---- DATA IN THIS EXERCISE
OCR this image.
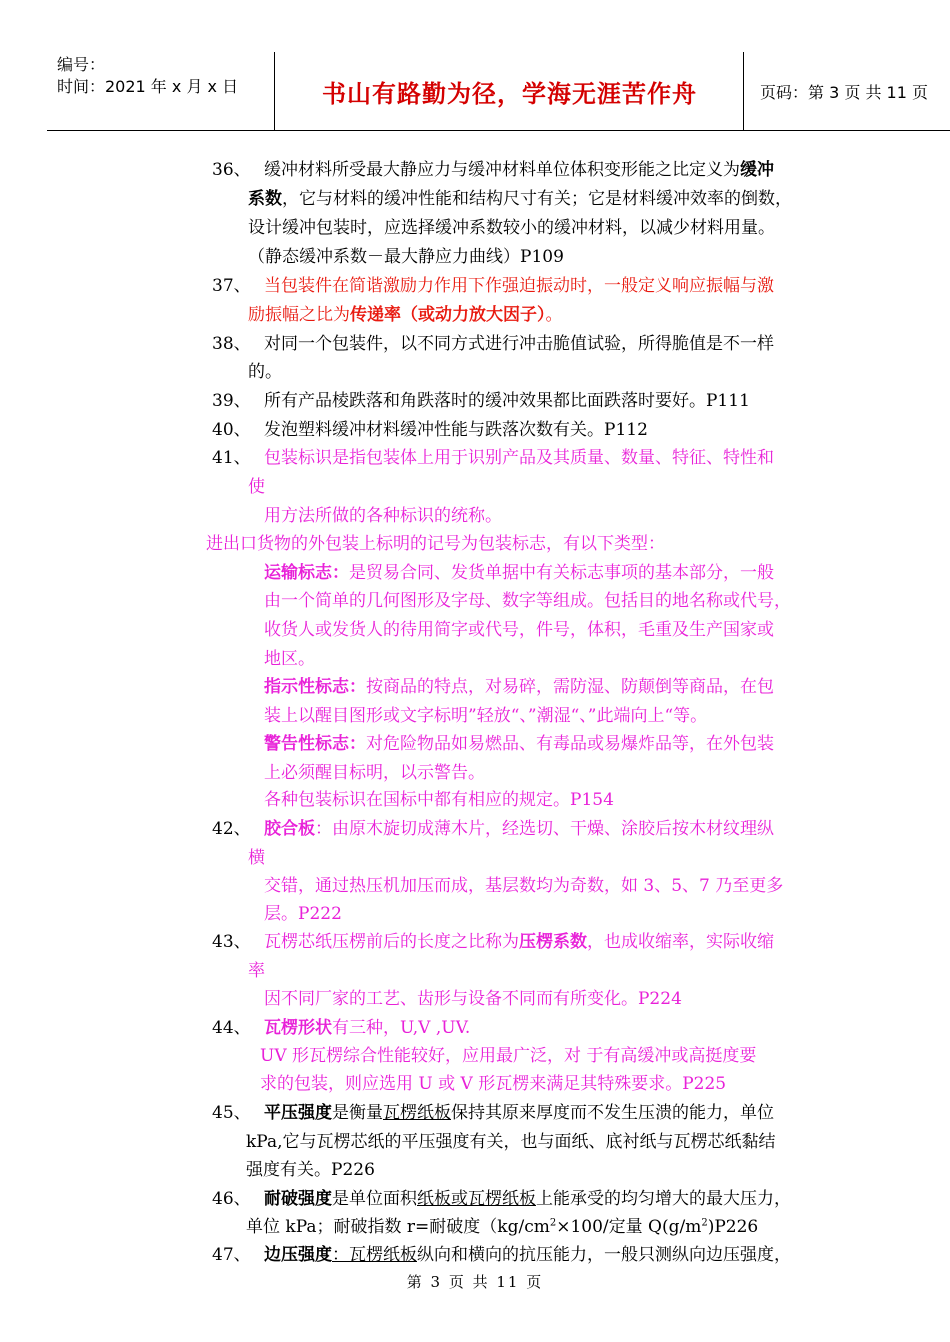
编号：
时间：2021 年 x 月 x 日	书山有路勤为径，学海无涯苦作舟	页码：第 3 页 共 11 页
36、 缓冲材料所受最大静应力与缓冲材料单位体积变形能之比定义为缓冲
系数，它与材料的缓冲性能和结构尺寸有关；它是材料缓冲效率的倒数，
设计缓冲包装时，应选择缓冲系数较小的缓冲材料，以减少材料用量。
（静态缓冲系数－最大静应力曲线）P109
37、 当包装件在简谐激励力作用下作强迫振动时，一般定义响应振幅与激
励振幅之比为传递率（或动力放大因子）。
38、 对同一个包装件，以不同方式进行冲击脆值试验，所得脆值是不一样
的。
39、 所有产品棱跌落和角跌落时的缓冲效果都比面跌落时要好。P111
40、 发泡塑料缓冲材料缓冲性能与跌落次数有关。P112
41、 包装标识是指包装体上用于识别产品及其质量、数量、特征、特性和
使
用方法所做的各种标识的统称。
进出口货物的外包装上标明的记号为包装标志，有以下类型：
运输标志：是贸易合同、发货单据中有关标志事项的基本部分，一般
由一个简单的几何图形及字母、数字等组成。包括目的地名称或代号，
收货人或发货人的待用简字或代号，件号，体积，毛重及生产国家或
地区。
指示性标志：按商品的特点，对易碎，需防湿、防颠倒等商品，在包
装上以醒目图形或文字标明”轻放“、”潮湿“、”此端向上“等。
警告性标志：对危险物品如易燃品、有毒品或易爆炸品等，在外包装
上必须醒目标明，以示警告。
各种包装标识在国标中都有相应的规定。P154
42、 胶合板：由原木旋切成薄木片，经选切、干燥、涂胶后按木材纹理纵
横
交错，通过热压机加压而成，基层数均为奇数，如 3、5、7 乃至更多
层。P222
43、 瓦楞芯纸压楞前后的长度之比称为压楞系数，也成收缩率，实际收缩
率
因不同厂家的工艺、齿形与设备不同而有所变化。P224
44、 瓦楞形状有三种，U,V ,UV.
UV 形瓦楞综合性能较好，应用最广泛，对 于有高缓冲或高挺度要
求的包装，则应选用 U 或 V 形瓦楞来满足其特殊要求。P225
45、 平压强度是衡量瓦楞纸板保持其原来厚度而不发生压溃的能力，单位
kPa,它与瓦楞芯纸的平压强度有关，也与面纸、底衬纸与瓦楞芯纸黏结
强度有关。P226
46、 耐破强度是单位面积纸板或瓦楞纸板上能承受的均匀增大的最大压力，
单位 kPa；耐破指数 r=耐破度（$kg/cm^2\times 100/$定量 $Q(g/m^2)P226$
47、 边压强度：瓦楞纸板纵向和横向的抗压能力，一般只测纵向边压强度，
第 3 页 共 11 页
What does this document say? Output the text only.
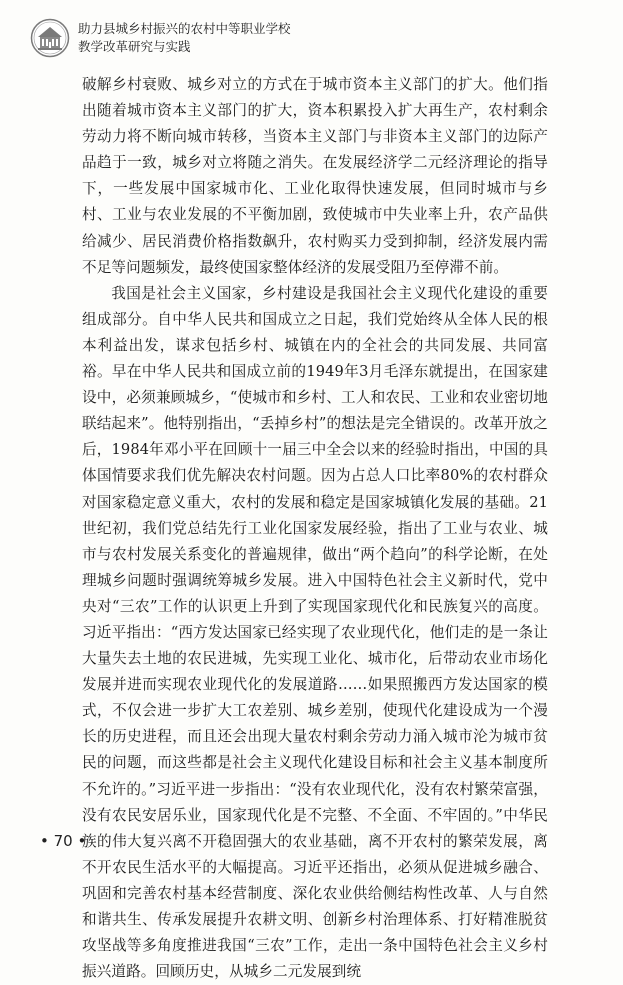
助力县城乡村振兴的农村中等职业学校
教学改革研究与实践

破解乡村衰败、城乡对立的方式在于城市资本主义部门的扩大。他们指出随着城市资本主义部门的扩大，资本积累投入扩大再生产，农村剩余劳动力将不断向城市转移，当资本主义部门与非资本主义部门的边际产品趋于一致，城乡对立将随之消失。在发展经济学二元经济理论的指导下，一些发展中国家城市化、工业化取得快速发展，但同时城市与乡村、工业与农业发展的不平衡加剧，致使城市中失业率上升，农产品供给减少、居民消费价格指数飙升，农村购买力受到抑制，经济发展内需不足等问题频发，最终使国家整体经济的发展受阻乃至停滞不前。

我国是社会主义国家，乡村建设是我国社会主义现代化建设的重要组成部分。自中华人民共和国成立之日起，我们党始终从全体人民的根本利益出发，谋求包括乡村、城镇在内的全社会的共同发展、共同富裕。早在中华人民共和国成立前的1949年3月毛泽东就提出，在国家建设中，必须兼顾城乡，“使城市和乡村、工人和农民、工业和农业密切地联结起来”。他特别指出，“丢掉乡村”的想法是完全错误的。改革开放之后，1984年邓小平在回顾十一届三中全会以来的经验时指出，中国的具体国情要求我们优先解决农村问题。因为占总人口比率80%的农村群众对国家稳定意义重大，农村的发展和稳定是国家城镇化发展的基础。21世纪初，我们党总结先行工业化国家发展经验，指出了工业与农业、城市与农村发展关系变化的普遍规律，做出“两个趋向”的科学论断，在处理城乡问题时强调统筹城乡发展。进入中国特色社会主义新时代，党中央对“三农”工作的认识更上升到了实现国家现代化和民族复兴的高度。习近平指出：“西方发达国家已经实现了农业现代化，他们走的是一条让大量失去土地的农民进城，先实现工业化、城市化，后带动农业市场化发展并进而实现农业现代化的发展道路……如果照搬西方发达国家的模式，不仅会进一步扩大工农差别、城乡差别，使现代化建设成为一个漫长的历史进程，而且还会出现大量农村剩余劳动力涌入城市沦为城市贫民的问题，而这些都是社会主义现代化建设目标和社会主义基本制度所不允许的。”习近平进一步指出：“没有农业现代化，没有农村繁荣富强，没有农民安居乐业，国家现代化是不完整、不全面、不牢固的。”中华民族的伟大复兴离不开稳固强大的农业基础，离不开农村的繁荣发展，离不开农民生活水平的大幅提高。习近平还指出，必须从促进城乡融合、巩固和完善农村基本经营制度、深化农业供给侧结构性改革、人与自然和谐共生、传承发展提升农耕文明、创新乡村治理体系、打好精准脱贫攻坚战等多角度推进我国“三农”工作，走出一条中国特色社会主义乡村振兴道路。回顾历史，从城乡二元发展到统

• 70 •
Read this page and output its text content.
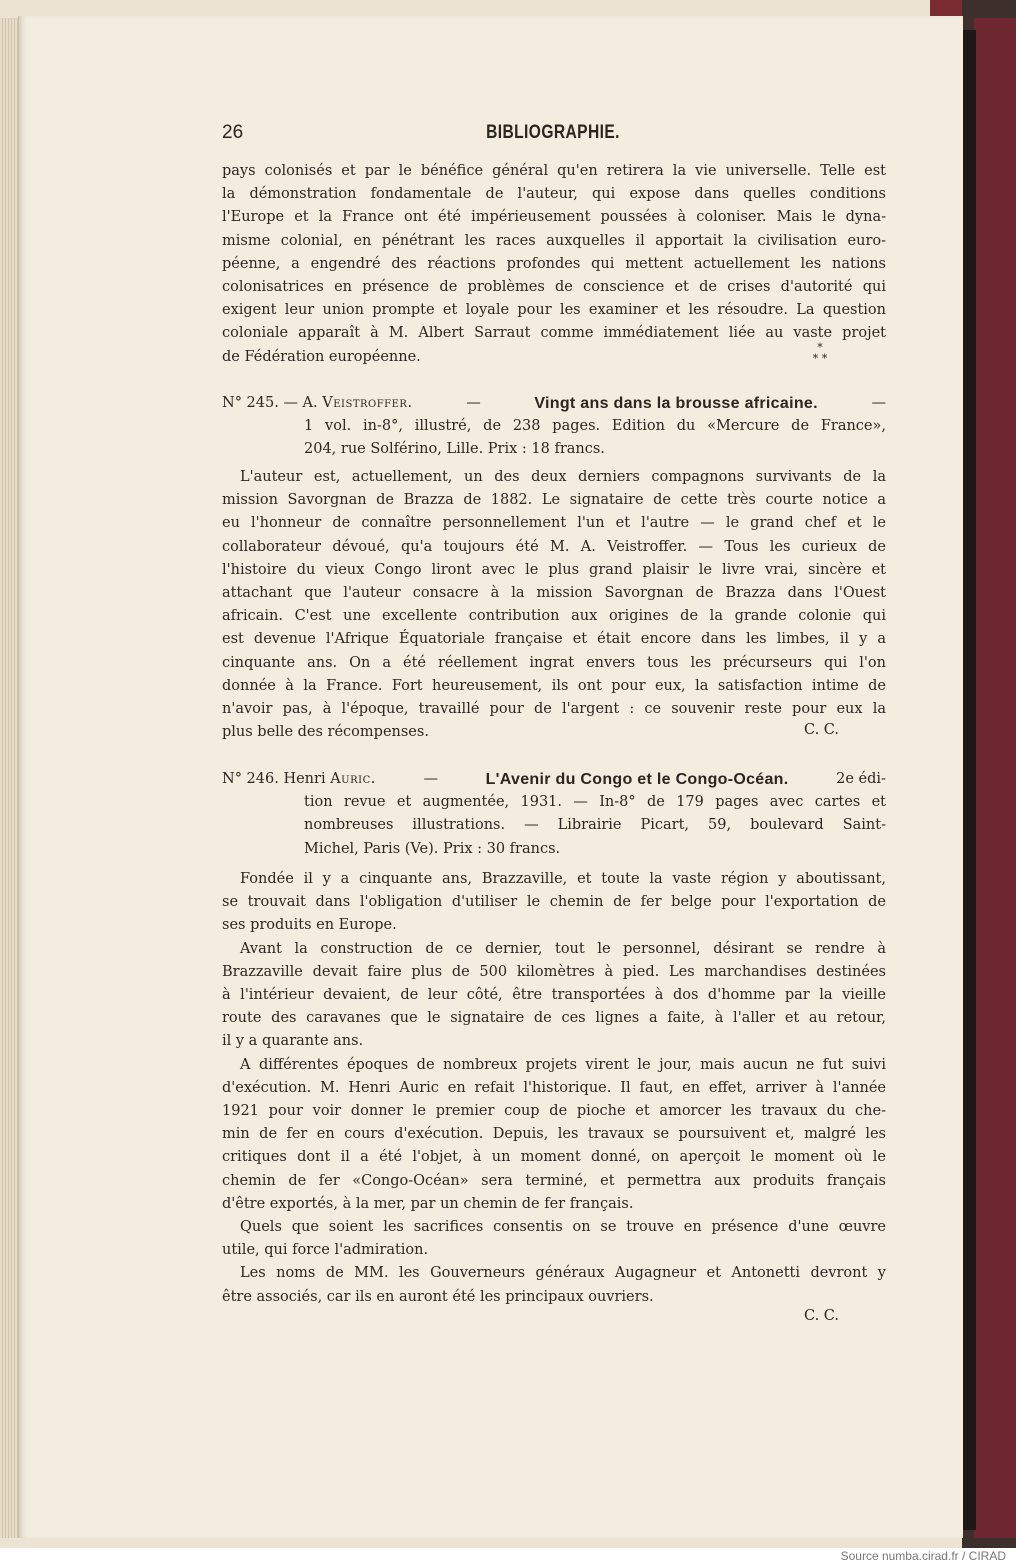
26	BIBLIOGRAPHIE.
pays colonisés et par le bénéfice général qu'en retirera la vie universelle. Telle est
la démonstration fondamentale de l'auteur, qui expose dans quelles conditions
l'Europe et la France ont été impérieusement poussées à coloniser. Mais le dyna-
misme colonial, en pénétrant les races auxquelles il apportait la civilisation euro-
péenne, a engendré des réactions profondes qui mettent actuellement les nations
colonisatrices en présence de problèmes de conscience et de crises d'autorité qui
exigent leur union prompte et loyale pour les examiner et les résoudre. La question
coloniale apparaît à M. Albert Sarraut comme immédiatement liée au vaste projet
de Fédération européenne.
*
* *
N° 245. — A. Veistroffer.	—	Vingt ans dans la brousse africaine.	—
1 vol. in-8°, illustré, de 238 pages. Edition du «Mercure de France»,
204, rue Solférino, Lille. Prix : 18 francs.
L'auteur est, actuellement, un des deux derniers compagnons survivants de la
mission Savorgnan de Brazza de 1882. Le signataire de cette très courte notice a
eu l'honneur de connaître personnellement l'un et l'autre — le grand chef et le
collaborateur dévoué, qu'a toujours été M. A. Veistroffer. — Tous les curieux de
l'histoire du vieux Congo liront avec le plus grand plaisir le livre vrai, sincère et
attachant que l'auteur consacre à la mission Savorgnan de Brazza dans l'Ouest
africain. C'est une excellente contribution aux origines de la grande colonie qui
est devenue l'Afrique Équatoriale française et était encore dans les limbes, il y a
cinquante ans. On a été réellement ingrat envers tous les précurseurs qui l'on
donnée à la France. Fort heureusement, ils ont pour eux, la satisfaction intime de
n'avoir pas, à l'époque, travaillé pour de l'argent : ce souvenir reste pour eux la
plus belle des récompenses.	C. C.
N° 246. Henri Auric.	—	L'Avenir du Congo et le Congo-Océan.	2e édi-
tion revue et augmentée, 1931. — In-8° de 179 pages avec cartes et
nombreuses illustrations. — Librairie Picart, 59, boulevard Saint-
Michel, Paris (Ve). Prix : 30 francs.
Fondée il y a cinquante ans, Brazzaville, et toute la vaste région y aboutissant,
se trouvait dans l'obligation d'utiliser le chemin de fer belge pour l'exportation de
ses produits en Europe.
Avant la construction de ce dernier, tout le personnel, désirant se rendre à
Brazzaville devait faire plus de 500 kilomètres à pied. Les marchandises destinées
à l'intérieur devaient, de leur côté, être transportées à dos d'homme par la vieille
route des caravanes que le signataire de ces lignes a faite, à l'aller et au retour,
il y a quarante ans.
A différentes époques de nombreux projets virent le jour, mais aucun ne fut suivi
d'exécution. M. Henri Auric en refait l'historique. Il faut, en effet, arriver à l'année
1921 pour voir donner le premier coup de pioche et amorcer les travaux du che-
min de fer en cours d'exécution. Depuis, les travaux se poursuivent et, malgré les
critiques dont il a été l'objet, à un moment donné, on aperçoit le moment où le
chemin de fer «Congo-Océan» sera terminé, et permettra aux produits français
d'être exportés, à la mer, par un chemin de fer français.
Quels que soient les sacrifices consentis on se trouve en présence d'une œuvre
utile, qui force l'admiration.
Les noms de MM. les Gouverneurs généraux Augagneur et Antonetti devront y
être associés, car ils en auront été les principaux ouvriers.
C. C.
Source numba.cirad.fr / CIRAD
--------
§ **INSTRUCTIONS TO FOLLOW**: Copy every line above that includes the string "travaux".

§ **SOLUTION**:
1921 pour voir donner le premier coup de pioche et amorcer les travaux du che-
min de fer en cours d'exécution. Depuis, les travaux se poursuivent et, malgré les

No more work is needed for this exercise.